## Extracted material

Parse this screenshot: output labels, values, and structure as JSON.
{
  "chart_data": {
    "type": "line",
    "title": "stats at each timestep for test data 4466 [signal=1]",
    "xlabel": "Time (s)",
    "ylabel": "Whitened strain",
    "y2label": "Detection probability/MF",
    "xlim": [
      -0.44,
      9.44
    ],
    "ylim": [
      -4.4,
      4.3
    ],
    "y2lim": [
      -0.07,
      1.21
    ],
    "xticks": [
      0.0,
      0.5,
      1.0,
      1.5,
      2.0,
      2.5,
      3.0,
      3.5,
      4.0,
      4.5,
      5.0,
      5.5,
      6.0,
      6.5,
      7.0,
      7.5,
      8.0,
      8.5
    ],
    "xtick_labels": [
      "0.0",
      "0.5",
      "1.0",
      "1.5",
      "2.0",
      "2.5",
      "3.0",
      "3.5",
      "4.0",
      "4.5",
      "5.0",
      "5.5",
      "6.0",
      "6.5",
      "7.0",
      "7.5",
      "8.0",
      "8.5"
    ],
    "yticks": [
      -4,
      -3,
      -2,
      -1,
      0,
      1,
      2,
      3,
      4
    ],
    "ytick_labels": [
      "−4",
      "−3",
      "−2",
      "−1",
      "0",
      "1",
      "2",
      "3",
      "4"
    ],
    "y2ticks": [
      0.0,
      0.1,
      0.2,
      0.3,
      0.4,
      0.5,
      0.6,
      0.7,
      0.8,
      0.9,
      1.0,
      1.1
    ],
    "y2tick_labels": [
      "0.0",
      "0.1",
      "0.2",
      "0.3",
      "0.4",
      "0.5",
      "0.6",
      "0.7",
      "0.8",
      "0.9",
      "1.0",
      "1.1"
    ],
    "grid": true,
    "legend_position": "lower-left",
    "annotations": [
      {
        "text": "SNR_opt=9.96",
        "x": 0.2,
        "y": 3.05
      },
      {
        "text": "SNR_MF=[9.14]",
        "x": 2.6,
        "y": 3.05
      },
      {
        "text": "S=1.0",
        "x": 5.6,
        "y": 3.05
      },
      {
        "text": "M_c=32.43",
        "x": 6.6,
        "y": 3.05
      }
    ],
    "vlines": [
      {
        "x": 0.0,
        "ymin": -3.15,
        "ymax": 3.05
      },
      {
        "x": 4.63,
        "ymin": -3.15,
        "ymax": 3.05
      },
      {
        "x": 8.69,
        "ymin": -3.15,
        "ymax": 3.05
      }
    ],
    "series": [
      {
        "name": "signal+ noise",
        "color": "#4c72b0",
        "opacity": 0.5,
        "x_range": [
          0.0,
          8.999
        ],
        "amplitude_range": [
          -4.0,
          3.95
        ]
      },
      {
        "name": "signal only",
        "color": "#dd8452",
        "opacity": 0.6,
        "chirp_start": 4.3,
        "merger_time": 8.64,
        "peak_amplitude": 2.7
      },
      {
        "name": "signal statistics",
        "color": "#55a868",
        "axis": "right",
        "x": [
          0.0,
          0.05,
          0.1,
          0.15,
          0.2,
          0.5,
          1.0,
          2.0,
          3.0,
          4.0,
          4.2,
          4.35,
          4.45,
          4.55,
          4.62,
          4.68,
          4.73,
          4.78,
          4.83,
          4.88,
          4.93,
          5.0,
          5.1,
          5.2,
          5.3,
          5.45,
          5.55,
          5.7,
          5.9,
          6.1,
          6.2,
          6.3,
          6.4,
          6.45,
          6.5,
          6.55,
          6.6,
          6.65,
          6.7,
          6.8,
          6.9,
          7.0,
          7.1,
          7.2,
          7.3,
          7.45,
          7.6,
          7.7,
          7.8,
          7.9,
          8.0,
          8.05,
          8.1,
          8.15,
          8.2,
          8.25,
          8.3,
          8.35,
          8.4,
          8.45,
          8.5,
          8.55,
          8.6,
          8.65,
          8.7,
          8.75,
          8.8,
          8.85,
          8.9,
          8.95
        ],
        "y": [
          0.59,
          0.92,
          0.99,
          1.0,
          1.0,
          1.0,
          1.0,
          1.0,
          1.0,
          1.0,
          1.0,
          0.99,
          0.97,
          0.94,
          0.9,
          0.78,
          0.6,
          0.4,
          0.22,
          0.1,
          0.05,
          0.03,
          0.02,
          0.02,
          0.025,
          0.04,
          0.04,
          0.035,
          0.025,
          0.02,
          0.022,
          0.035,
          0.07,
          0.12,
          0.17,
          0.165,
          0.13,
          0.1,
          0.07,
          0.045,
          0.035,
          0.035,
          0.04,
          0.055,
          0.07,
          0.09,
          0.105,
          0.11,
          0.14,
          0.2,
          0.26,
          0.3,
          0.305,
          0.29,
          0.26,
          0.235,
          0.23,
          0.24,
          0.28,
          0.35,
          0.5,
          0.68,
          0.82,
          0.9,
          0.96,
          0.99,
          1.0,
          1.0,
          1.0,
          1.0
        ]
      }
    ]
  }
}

## Task directions
Using the material above, print every entry exactly as written.

## Written answer
Parse this screenshot: output labels, values, and structure as JSON.
{
  "chart_data": {
    "type": "line",
    "title": "stats at each timestep for test data 4466 [signal=1]",
    "xlabel": "Time (s)",
    "ylabel": "Whitened strain",
    "y2label": "Detection probability/MF",
    "xlim": [
      -0.44,
      9.44
    ],
    "ylim": [
      -4.4,
      4.3
    ],
    "y2lim": [
      -0.07,
      1.21
    ],
    "xticks": [
      0.0,
      0.5,
      1.0,
      1.5,
      2.0,
      2.5,
      3.0,
      3.5,
      4.0,
      4.5,
      5.0,
      5.5,
      6.0,
      6.5,
      7.0,
      7.5,
      8.0,
      8.5
    ],
    "xtick_labels": [
      "0.0",
      "0.5",
      "1.0",
      "1.5",
      "2.0",
      "2.5",
      "3.0",
      "3.5",
      "4.0",
      "4.5",
      "5.0",
      "5.5",
      "6.0",
      "6.5",
      "7.0",
      "7.5",
      "8.0",
      "8.5"
    ],
    "yticks": [
      -4,
      -3,
      -2,
      -1,
      0,
      1,
      2,
      3,
      4
    ],
    "ytick_labels": [
      "−4",
      "−3",
      "−2",
      "−1",
      "0",
      "1",
      "2",
      "3",
      "4"
    ],
    "y2ticks": [
      0.0,
      0.1,
      0.2,
      0.3,
      0.4,
      0.5,
      0.6,
      0.7,
      0.8,
      0.9,
      1.0,
      1.1
    ],
    "y2tick_labels": [
      "0.0",
      "0.1",
      "0.2",
      "0.3",
      "0.4",
      "0.5",
      "0.6",
      "0.7",
      "0.8",
      "0.9",
      "1.0",
      "1.1"
    ],
    "grid": true,
    "legend_position": "lower-left",
    "annotations": [
      {
        "text": "SNR_opt=9.96",
        "x": 0.2,
        "y": 3.05
      },
      {
        "text": "SNR_MF=[9.14]",
        "x": 2.6,
        "y": 3.05
      },
      {
        "text": "S=1.0",
        "x": 5.6,
        "y": 3.05
      },
      {
        "text": "M_c=32.43",
        "x": 6.6,
        "y": 3.05
      }
    ],
    "vlines": [
      {
        "x": 0.0,
        "ymin": -3.15,
        "ymax": 3.05
      },
      {
        "x": 4.63,
        "ymin": -3.15,
        "ymax": 3.05
      },
      {
        "x": 8.69,
        "ymin": -3.15,
        "ymax": 3.05
      }
    ],
    "series": [
      {
        "name": "signal+ noise",
        "color": "#4c72b0",
        "opacity": 0.5,
        "x_range": [
          0.0,
          8.999
        ],
        "amplitude_range": [
          -4.0,
          3.95
        ]
      },
      {
        "name": "signal only",
        "color": "#dd8452",
        "opacity": 0.6,
        "chirp_start": 4.3,
        "merger_time": 8.64,
        "peak_amplitude": 2.7
      },
      {
        "name": "signal statistics",
        "color": "#55a868",
        "axis": "right",
        "x": [
          0.0,
          0.05,
          0.1,
          0.15,
          0.2,
          0.5,
          1.0,
          2.0,
          3.0,
          4.0,
          4.2,
          4.35,
          4.45,
          4.55,
          4.62,
          4.68,
          4.73,
          4.78,
          4.83,
          4.88,
          4.93,
          5.0,
          5.1,
          5.2,
          5.3,
          5.45,
          5.55,
          5.7,
          5.9,
          6.1,
          6.2,
          6.3,
          6.4,
          6.45,
          6.5,
          6.55,
          6.6,
          6.65,
          6.7,
          6.8,
          6.9,
          7.0,
          7.1,
          7.2,
          7.3,
          7.45,
          7.6,
          7.7,
          7.8,
          7.9,
          8.0,
          8.05,
          8.1,
          8.15,
          8.2,
          8.25,
          8.3,
          8.35,
          8.4,
          8.45,
          8.5,
          8.55,
          8.6,
          8.65,
          8.7,
          8.75,
          8.8,
          8.85,
          8.9,
          8.95
        ],
        "y": [
          0.59,
          0.92,
          0.99,
          1.0,
          1.0,
          1.0,
          1.0,
          1.0,
          1.0,
          1.0,
          1.0,
          0.99,
          0.97,
          0.94,
          0.9,
          0.78,
          0.6,
          0.4,
          0.22,
          0.1,
          0.05,
          0.03,
          0.02,
          0.02,
          0.025,
          0.04,
          0.04,
          0.035,
          0.025,
          0.02,
          0.022,
          0.035,
          0.07,
          0.12,
          0.17,
          0.165,
          0.13,
          0.1,
          0.07,
          0.045,
          0.035,
          0.035,
          0.04,
          0.055,
          0.07,
          0.09,
          0.105,
          0.11,
          0.14,
          0.2,
          0.26,
          0.3,
          0.305,
          0.29,
          0.26,
          0.235,
          0.23,
          0.24,
          0.28,
          0.35,
          0.5,
          0.68,
          0.82,
          0.9,
          0.96,
          0.99,
          1.0,
          1.0,
          1.0,
          1.0
        ]
      }
    ]
  }
}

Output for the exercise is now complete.